▸ **Given problem**
Each line below must be set down exactly; omit any image you find.

▸ **Input for this task**
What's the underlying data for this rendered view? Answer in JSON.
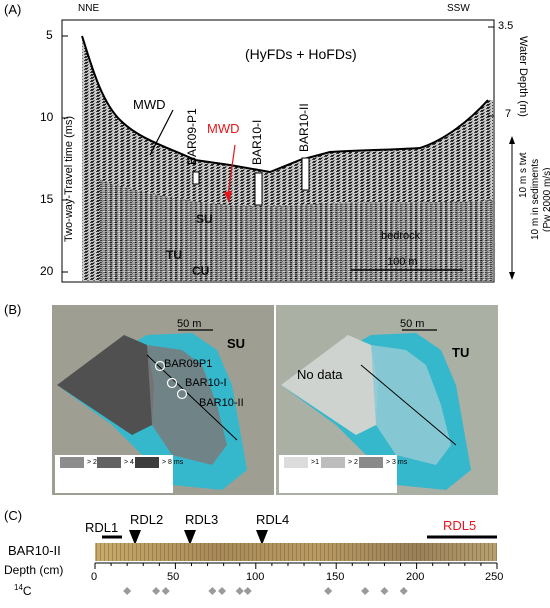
{
  "panel_a": {
    "label": "(A)",
    "direction_left": "NNE",
    "direction_right": "SSW",
    "y_axis_label": "Two-way-Travel time (ms)",
    "y_ticks": [
      "5",
      "10",
      "15",
      "20"
    ],
    "right_ticks": [
      "3.5",
      "7"
    ],
    "right_axis_label": "Water Depth (m)",
    "annotation_title": "(HyFDs + HoFDs)",
    "mwd_black": "MWD",
    "mwd_red": "MWD",
    "core_labels": [
      "BAR09-P1",
      "BAR10-I",
      "BAR10-II"
    ],
    "unit_labels": [
      "SU",
      "TU",
      "CU"
    ],
    "bedrock_label": "bedrock",
    "scale_label": "100 m",
    "vertical_scale_1": "10 m s twt",
    "vertical_scale_2": "10 m in sediments",
    "vertical_scale_3": "(Pw 2000 m/s)"
  },
  "panel_b": {
    "label": "(B)",
    "left_scale": "50 m",
    "left_unit": "SU",
    "left_cores": [
      "BAR09P1",
      "BAR10-I",
      "BAR10-II"
    ],
    "left_legend": [
      "> 2 ms",
      "> 4 ms",
      "> 8 ms"
    ],
    "right_scale": "50 m",
    "right_unit": "TU",
    "right_nodata": "No data",
    "right_legend": [
      ">1 ms",
      "> 2 ms",
      "> 3 ms"
    ]
  },
  "panel_c": {
    "label": "(C)",
    "rdl_labels": [
      "RDL1",
      "RDL2",
      "RDL3",
      "RDL4",
      "RDL5"
    ],
    "core_name": "BAR10-II",
    "depth_label": "Depth (cm)",
    "depth_ticks": [
      "0",
      "50",
      "100",
      "150",
      "200",
      "250"
    ],
    "c14_label": "14C",
    "c14_sup": "14",
    "c14_main": "C",
    "c14_depths_cm": [
      20,
      38,
      44,
      73,
      79,
      90,
      95,
      145,
      168,
      180,
      192
    ]
  },
  "colors": {
    "rdl5_red": "#e8161b",
    "mwd_red": "#e8161b",
    "lake_cyan": "#36b8cc",
    "dark_fill": "#505050",
    "core_brown": "#b09560"
  }
}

▸ **In response**
What's the underlying data for this rendered view? Answer in JSON.
{
  "panel_a": {
    "label": "(A)",
    "direction_left": "NNE",
    "direction_right": "SSW",
    "y_axis_label": "Two-way-Travel time (ms)",
    "y_ticks": [
      "5",
      "10",
      "15",
      "20"
    ],
    "right_ticks": [
      "3.5",
      "7"
    ],
    "right_axis_label": "Water Depth (m)",
    "annotation_title": "(HyFDs + HoFDs)",
    "mwd_black": "MWD",
    "mwd_red": "MWD",
    "core_labels": [
      "BAR09-P1",
      "BAR10-I",
      "BAR10-II"
    ],
    "unit_labels": [
      "SU",
      "TU",
      "CU"
    ],
    "bedrock_label": "bedrock",
    "scale_label": "100 m",
    "vertical_scale_1": "10 m s twt",
    "vertical_scale_2": "10 m in sediments",
    "vertical_scale_3": "(Pw 2000 m/s)"
  },
  "panel_b": {
    "label": "(B)",
    "left_scale": "50 m",
    "left_unit": "SU",
    "left_cores": [
      "BAR09P1",
      "BAR10-I",
      "BAR10-II"
    ],
    "left_legend": [
      "> 2 ms",
      "> 4 ms",
      "> 8 ms"
    ],
    "right_scale": "50 m",
    "right_unit": "TU",
    "right_nodata": "No data",
    "right_legend": [
      ">1 ms",
      "> 2 ms",
      "> 3 ms"
    ]
  },
  "panel_c": {
    "label": "(C)",
    "rdl_labels": [
      "RDL1",
      "RDL2",
      "RDL3",
      "RDL4",
      "RDL5"
    ],
    "core_name": "BAR10-II",
    "depth_label": "Depth (cm)",
    "depth_ticks": [
      "0",
      "50",
      "100",
      "150",
      "200",
      "250"
    ],
    "c14_label": "14C",
    "c14_sup": "14",
    "c14_main": "C",
    "c14_depths_cm": [
      20,
      38,
      44,
      73,
      79,
      90,
      95,
      145,
      168,
      180,
      192
    ]
  },
  "colors": {
    "rdl5_red": "#e8161b",
    "mwd_red": "#e8161b",
    "lake_cyan": "#36b8cc",
    "dark_fill": "#505050",
    "core_brown": "#b09560"
  }
}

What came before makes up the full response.